:: RECORDS TO PROCESS

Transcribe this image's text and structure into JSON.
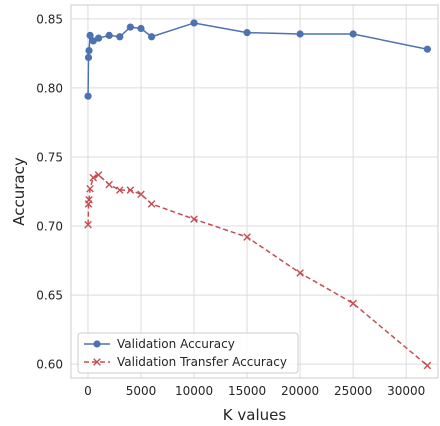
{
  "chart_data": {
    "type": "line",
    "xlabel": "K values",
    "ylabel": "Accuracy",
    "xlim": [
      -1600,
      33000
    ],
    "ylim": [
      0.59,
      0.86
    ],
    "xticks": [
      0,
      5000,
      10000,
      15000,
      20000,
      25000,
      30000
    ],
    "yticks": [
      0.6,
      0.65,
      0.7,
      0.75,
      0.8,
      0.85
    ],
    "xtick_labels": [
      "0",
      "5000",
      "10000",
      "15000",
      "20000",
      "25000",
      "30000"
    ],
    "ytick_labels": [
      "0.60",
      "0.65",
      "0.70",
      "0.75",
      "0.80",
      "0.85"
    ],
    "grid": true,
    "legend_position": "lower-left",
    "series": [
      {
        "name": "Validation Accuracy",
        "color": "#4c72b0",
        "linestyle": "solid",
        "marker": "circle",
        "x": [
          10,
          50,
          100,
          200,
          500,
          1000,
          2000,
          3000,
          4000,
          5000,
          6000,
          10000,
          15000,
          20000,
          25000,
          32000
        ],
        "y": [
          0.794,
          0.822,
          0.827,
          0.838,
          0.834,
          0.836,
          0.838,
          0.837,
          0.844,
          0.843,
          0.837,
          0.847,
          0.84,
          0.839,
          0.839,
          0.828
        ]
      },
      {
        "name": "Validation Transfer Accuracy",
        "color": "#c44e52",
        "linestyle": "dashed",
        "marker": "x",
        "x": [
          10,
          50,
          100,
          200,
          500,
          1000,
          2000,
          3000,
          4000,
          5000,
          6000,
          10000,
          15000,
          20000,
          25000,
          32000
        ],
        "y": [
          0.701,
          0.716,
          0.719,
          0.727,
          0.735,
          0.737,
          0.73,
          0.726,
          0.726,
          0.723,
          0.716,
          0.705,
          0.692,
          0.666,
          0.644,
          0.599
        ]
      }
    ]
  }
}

::::
:: RECORDS TO PROCESS

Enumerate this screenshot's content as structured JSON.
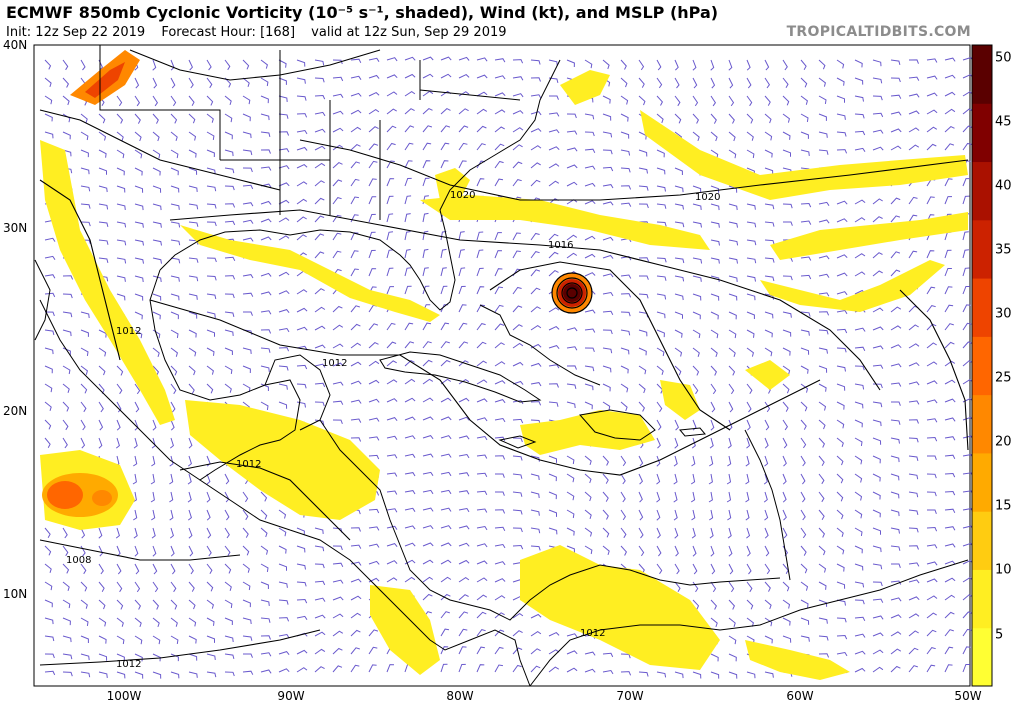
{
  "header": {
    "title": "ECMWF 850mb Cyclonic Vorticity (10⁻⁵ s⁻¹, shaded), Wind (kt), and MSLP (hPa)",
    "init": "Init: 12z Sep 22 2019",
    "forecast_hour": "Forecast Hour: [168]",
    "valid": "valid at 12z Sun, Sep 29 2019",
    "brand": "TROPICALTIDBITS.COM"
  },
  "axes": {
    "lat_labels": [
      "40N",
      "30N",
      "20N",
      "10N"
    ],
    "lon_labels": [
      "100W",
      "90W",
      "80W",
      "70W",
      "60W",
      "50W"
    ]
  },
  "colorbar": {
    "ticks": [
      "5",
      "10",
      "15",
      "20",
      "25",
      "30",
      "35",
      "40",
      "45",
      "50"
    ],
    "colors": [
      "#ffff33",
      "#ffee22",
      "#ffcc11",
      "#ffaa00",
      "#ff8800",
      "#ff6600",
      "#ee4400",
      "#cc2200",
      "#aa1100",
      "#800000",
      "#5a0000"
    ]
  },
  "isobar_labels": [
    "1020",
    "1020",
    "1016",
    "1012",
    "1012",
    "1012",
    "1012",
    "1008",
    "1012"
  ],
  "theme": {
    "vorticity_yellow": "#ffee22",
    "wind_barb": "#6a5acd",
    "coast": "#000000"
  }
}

::::

> [AIM]:
Go through the material and copy out every line with "name" in it.

> [THE RESPONSE]:
        "name": "Validation Accuracy",
        "name": "Validation Transfer Accuracy",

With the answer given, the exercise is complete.